_GOAL:_ Extract every record, keeping each one exactly as it is.

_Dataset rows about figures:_
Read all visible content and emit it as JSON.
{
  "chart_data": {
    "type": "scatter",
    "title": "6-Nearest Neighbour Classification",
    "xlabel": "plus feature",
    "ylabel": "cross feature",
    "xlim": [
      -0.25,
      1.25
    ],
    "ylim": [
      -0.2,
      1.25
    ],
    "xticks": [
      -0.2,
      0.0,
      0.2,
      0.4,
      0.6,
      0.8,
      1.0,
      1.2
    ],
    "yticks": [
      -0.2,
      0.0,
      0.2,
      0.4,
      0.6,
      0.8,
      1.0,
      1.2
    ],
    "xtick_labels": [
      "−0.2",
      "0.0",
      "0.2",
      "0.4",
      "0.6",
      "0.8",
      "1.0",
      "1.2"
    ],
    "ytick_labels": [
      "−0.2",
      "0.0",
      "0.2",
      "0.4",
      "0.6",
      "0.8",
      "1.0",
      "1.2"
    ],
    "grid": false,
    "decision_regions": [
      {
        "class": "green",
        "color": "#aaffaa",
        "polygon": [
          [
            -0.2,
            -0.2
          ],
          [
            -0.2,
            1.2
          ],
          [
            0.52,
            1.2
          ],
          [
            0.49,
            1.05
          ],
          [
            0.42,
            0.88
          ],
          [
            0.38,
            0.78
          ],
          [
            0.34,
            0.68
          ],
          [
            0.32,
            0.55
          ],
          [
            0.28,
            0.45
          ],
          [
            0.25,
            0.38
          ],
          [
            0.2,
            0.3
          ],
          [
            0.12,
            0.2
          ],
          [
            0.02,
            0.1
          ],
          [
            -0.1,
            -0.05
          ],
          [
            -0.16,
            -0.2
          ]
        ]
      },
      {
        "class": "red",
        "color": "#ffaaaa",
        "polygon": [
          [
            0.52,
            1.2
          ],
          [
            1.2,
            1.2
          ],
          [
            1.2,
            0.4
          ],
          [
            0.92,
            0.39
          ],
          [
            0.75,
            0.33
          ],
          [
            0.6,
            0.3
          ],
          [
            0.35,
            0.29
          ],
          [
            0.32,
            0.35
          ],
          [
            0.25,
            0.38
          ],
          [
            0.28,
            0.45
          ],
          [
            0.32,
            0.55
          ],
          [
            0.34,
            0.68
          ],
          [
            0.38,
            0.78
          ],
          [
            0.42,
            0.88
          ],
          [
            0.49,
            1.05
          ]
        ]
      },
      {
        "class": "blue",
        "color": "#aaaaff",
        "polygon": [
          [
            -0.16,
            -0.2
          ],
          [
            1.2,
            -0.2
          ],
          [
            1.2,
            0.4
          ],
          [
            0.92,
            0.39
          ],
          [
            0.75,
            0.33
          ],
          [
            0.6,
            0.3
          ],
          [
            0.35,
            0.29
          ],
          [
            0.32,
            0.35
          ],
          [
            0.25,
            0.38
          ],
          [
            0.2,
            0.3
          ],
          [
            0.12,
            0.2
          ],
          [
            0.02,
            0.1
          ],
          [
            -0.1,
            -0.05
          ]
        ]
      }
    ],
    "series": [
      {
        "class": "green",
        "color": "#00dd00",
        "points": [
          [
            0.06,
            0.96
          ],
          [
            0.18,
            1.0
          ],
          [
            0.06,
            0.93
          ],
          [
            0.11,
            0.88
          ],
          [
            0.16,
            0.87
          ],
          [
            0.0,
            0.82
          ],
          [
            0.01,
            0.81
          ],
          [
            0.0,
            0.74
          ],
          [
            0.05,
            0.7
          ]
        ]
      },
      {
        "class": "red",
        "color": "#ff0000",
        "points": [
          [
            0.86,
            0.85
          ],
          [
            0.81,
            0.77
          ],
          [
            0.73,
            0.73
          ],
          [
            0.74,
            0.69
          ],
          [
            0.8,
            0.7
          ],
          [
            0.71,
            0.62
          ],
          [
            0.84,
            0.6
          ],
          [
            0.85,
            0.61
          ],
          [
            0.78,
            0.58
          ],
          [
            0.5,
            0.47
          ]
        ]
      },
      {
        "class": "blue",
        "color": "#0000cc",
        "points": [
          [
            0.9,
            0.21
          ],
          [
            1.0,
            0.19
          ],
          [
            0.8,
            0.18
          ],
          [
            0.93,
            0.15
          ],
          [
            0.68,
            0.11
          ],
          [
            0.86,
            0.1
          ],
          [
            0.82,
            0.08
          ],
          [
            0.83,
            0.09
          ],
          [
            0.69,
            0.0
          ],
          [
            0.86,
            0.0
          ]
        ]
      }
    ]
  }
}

_ANSWER TO THE PROBLEM:_
Read all visible content and emit it as JSON.
{
  "chart_data": {
    "type": "scatter",
    "title": "6-Nearest Neighbour Classification",
    "xlabel": "plus feature",
    "ylabel": "cross feature",
    "xlim": [
      -0.25,
      1.25
    ],
    "ylim": [
      -0.2,
      1.25
    ],
    "xticks": [
      -0.2,
      0.0,
      0.2,
      0.4,
      0.6,
      0.8,
      1.0,
      1.2
    ],
    "yticks": [
      -0.2,
      0.0,
      0.2,
      0.4,
      0.6,
      0.8,
      1.0,
      1.2
    ],
    "xtick_labels": [
      "−0.2",
      "0.0",
      "0.2",
      "0.4",
      "0.6",
      "0.8",
      "1.0",
      "1.2"
    ],
    "ytick_labels": [
      "−0.2",
      "0.0",
      "0.2",
      "0.4",
      "0.6",
      "0.8",
      "1.0",
      "1.2"
    ],
    "grid": false,
    "decision_regions": [
      {
        "class": "green",
        "color": "#aaffaa",
        "polygon": [
          [
            -0.2,
            -0.2
          ],
          [
            -0.2,
            1.2
          ],
          [
            0.52,
            1.2
          ],
          [
            0.49,
            1.05
          ],
          [
            0.42,
            0.88
          ],
          [
            0.38,
            0.78
          ],
          [
            0.34,
            0.68
          ],
          [
            0.32,
            0.55
          ],
          [
            0.28,
            0.45
          ],
          [
            0.25,
            0.38
          ],
          [
            0.2,
            0.3
          ],
          [
            0.12,
            0.2
          ],
          [
            0.02,
            0.1
          ],
          [
            -0.1,
            -0.05
          ],
          [
            -0.16,
            -0.2
          ]
        ]
      },
      {
        "class": "red",
        "color": "#ffaaaa",
        "polygon": [
          [
            0.52,
            1.2
          ],
          [
            1.2,
            1.2
          ],
          [
            1.2,
            0.4
          ],
          [
            0.92,
            0.39
          ],
          [
            0.75,
            0.33
          ],
          [
            0.6,
            0.3
          ],
          [
            0.35,
            0.29
          ],
          [
            0.32,
            0.35
          ],
          [
            0.25,
            0.38
          ],
          [
            0.28,
            0.45
          ],
          [
            0.32,
            0.55
          ],
          [
            0.34,
            0.68
          ],
          [
            0.38,
            0.78
          ],
          [
            0.42,
            0.88
          ],
          [
            0.49,
            1.05
          ]
        ]
      },
      {
        "class": "blue",
        "color": "#aaaaff",
        "polygon": [
          [
            -0.16,
            -0.2
          ],
          [
            1.2,
            -0.2
          ],
          [
            1.2,
            0.4
          ],
          [
            0.92,
            0.39
          ],
          [
            0.75,
            0.33
          ],
          [
            0.6,
            0.3
          ],
          [
            0.35,
            0.29
          ],
          [
            0.32,
            0.35
          ],
          [
            0.25,
            0.38
          ],
          [
            0.2,
            0.3
          ],
          [
            0.12,
            0.2
          ],
          [
            0.02,
            0.1
          ],
          [
            -0.1,
            -0.05
          ]
        ]
      }
    ],
    "series": [
      {
        "class": "green",
        "color": "#00dd00",
        "points": [
          [
            0.06,
            0.96
          ],
          [
            0.18,
            1.0
          ],
          [
            0.06,
            0.93
          ],
          [
            0.11,
            0.88
          ],
          [
            0.16,
            0.87
          ],
          [
            0.0,
            0.82
          ],
          [
            0.01,
            0.81
          ],
          [
            0.0,
            0.74
          ],
          [
            0.05,
            0.7
          ]
        ]
      },
      {
        "class": "red",
        "color": "#ff0000",
        "points": [
          [
            0.86,
            0.85
          ],
          [
            0.81,
            0.77
          ],
          [
            0.73,
            0.73
          ],
          [
            0.74,
            0.69
          ],
          [
            0.8,
            0.7
          ],
          [
            0.71,
            0.62
          ],
          [
            0.84,
            0.6
          ],
          [
            0.85,
            0.61
          ],
          [
            0.78,
            0.58
          ],
          [
            0.5,
            0.47
          ]
        ]
      },
      {
        "class": "blue",
        "color": "#0000cc",
        "points": [
          [
            0.9,
            0.21
          ],
          [
            1.0,
            0.19
          ],
          [
            0.8,
            0.18
          ],
          [
            0.93,
            0.15
          ],
          [
            0.68,
            0.11
          ],
          [
            0.86,
            0.1
          ],
          [
            0.82,
            0.08
          ],
          [
            0.83,
            0.09
          ],
          [
            0.69,
            0.0
          ],
          [
            0.86,
            0.0
          ]
        ]
      }
    ]
  }
}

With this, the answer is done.